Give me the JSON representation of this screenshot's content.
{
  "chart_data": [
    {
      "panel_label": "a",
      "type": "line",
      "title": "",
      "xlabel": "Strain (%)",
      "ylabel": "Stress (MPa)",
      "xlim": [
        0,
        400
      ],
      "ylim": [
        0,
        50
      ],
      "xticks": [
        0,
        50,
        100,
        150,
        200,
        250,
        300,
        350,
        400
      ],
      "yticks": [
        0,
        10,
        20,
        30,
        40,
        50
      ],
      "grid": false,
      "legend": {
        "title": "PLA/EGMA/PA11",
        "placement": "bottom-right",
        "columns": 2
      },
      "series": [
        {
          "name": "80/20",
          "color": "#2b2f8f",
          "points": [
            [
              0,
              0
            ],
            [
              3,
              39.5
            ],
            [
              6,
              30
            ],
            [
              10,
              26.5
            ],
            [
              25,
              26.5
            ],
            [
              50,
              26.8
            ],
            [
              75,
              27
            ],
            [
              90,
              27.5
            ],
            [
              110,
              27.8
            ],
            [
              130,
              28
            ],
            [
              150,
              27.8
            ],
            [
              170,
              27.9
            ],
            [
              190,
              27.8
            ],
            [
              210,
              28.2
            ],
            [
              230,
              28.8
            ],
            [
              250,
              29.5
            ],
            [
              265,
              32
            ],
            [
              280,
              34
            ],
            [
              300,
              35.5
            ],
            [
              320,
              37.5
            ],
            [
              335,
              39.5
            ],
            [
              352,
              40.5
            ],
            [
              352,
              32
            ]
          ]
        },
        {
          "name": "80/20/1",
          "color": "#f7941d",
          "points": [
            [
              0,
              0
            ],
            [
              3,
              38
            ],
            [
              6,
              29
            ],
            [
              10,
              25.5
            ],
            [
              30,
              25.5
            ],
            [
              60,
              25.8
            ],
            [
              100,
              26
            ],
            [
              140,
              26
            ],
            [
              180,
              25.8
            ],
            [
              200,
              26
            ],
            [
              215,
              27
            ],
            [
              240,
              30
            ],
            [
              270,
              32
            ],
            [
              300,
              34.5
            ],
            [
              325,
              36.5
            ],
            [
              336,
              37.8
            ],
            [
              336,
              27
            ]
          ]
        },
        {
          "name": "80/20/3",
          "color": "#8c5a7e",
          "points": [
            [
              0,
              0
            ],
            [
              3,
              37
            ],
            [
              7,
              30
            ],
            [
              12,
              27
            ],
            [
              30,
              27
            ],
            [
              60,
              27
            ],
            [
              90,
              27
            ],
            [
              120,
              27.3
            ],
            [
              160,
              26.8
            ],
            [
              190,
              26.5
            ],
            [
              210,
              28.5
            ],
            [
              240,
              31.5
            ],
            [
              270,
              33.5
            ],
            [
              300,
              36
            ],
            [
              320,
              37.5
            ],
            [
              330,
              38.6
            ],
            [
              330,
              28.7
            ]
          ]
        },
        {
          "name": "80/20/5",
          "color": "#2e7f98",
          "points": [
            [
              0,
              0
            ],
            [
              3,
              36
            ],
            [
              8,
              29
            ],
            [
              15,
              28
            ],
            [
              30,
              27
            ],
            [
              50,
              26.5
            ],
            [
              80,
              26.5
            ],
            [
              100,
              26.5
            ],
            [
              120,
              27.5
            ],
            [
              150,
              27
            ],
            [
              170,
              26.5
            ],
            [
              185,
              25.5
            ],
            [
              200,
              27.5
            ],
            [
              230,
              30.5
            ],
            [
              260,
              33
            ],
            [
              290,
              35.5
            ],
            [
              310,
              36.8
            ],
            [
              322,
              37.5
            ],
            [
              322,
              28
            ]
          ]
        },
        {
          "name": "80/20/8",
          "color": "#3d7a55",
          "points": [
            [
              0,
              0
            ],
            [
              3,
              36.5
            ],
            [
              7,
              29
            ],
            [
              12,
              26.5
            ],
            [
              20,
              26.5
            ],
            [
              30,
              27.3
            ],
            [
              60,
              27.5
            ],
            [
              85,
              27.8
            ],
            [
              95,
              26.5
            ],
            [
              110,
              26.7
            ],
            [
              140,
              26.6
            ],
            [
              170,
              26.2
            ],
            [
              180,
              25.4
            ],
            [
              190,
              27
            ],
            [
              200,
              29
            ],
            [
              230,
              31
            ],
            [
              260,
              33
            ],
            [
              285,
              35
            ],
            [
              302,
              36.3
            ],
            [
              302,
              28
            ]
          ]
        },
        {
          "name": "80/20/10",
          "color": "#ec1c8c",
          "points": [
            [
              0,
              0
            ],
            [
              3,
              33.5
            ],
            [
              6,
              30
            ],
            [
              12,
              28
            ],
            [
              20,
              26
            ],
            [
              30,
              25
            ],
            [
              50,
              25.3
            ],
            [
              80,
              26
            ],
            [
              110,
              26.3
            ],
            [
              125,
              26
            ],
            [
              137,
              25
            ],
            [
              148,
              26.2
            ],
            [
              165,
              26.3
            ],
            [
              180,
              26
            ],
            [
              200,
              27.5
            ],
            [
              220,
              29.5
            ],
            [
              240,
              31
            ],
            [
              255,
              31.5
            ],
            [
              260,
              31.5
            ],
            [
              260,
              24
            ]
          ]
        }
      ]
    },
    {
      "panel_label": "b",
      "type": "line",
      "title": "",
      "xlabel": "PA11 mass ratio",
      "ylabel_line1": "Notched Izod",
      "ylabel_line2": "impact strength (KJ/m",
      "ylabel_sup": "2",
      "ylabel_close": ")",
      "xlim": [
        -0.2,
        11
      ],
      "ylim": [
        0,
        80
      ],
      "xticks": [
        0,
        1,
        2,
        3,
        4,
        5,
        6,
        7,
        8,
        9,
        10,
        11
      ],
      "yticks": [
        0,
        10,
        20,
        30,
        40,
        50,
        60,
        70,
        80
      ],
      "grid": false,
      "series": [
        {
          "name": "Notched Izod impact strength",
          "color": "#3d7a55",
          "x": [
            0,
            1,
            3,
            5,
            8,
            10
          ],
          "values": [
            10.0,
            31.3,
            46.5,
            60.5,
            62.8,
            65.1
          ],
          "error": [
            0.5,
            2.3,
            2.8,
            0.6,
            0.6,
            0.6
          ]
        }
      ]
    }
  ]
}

▸ **WORK INSTRUCTIONS**: Retype the data in full and match it exactly.

▸ **ANSWER**:
Give me the JSON representation of this screenshot's content.
{
  "chart_data": [
    {
      "panel_label": "a",
      "type": "line",
      "title": "",
      "xlabel": "Strain (%)",
      "ylabel": "Stress (MPa)",
      "xlim": [
        0,
        400
      ],
      "ylim": [
        0,
        50
      ],
      "xticks": [
        0,
        50,
        100,
        150,
        200,
        250,
        300,
        350,
        400
      ],
      "yticks": [
        0,
        10,
        20,
        30,
        40,
        50
      ],
      "grid": false,
      "legend": {
        "title": "PLA/EGMA/PA11",
        "placement": "bottom-right",
        "columns": 2
      },
      "series": [
        {
          "name": "80/20",
          "color": "#2b2f8f",
          "points": [
            [
              0,
              0
            ],
            [
              3,
              39.5
            ],
            [
              6,
              30
            ],
            [
              10,
              26.5
            ],
            [
              25,
              26.5
            ],
            [
              50,
              26.8
            ],
            [
              75,
              27
            ],
            [
              90,
              27.5
            ],
            [
              110,
              27.8
            ],
            [
              130,
              28
            ],
            [
              150,
              27.8
            ],
            [
              170,
              27.9
            ],
            [
              190,
              27.8
            ],
            [
              210,
              28.2
            ],
            [
              230,
              28.8
            ],
            [
              250,
              29.5
            ],
            [
              265,
              32
            ],
            [
              280,
              34
            ],
            [
              300,
              35.5
            ],
            [
              320,
              37.5
            ],
            [
              335,
              39.5
            ],
            [
              352,
              40.5
            ],
            [
              352,
              32
            ]
          ]
        },
        {
          "name": "80/20/1",
          "color": "#f7941d",
          "points": [
            [
              0,
              0
            ],
            [
              3,
              38
            ],
            [
              6,
              29
            ],
            [
              10,
              25.5
            ],
            [
              30,
              25.5
            ],
            [
              60,
              25.8
            ],
            [
              100,
              26
            ],
            [
              140,
              26
            ],
            [
              180,
              25.8
            ],
            [
              200,
              26
            ],
            [
              215,
              27
            ],
            [
              240,
              30
            ],
            [
              270,
              32
            ],
            [
              300,
              34.5
            ],
            [
              325,
              36.5
            ],
            [
              336,
              37.8
            ],
            [
              336,
              27
            ]
          ]
        },
        {
          "name": "80/20/3",
          "color": "#8c5a7e",
          "points": [
            [
              0,
              0
            ],
            [
              3,
              37
            ],
            [
              7,
              30
            ],
            [
              12,
              27
            ],
            [
              30,
              27
            ],
            [
              60,
              27
            ],
            [
              90,
              27
            ],
            [
              120,
              27.3
            ],
            [
              160,
              26.8
            ],
            [
              190,
              26.5
            ],
            [
              210,
              28.5
            ],
            [
              240,
              31.5
            ],
            [
              270,
              33.5
            ],
            [
              300,
              36
            ],
            [
              320,
              37.5
            ],
            [
              330,
              38.6
            ],
            [
              330,
              28.7
            ]
          ]
        },
        {
          "name": "80/20/5",
          "color": "#2e7f98",
          "points": [
            [
              0,
              0
            ],
            [
              3,
              36
            ],
            [
              8,
              29
            ],
            [
              15,
              28
            ],
            [
              30,
              27
            ],
            [
              50,
              26.5
            ],
            [
              80,
              26.5
            ],
            [
              100,
              26.5
            ],
            [
              120,
              27.5
            ],
            [
              150,
              27
            ],
            [
              170,
              26.5
            ],
            [
              185,
              25.5
            ],
            [
              200,
              27.5
            ],
            [
              230,
              30.5
            ],
            [
              260,
              33
            ],
            [
              290,
              35.5
            ],
            [
              310,
              36.8
            ],
            [
              322,
              37.5
            ],
            [
              322,
              28
            ]
          ]
        },
        {
          "name": "80/20/8",
          "color": "#3d7a55",
          "points": [
            [
              0,
              0
            ],
            [
              3,
              36.5
            ],
            [
              7,
              29
            ],
            [
              12,
              26.5
            ],
            [
              20,
              26.5
            ],
            [
              30,
              27.3
            ],
            [
              60,
              27.5
            ],
            [
              85,
              27.8
            ],
            [
              95,
              26.5
            ],
            [
              110,
              26.7
            ],
            [
              140,
              26.6
            ],
            [
              170,
              26.2
            ],
            [
              180,
              25.4
            ],
            [
              190,
              27
            ],
            [
              200,
              29
            ],
            [
              230,
              31
            ],
            [
              260,
              33
            ],
            [
              285,
              35
            ],
            [
              302,
              36.3
            ],
            [
              302,
              28
            ]
          ]
        },
        {
          "name": "80/20/10",
          "color": "#ec1c8c",
          "points": [
            [
              0,
              0
            ],
            [
              3,
              33.5
            ],
            [
              6,
              30
            ],
            [
              12,
              28
            ],
            [
              20,
              26
            ],
            [
              30,
              25
            ],
            [
              50,
              25.3
            ],
            [
              80,
              26
            ],
            [
              110,
              26.3
            ],
            [
              125,
              26
            ],
            [
              137,
              25
            ],
            [
              148,
              26.2
            ],
            [
              165,
              26.3
            ],
            [
              180,
              26
            ],
            [
              200,
              27.5
            ],
            [
              220,
              29.5
            ],
            [
              240,
              31
            ],
            [
              255,
              31.5
            ],
            [
              260,
              31.5
            ],
            [
              260,
              24
            ]
          ]
        }
      ]
    },
    {
      "panel_label": "b",
      "type": "line",
      "title": "",
      "xlabel": "PA11 mass ratio",
      "ylabel_line1": "Notched Izod",
      "ylabel_line2": "impact strength (KJ/m",
      "ylabel_sup": "2",
      "ylabel_close": ")",
      "xlim": [
        -0.2,
        11
      ],
      "ylim": [
        0,
        80
      ],
      "xticks": [
        0,
        1,
        2,
        3,
        4,
        5,
        6,
        7,
        8,
        9,
        10,
        11
      ],
      "yticks": [
        0,
        10,
        20,
        30,
        40,
        50,
        60,
        70,
        80
      ],
      "grid": false,
      "series": [
        {
          "name": "Notched Izod impact strength",
          "color": "#3d7a55",
          "x": [
            0,
            1,
            3,
            5,
            8,
            10
          ],
          "values": [
            10.0,
            31.3,
            46.5,
            60.5,
            62.8,
            65.1
          ],
          "error": [
            0.5,
            2.3,
            2.8,
            0.6,
            0.6,
            0.6
          ]
        }
      ]
    }
  ]
}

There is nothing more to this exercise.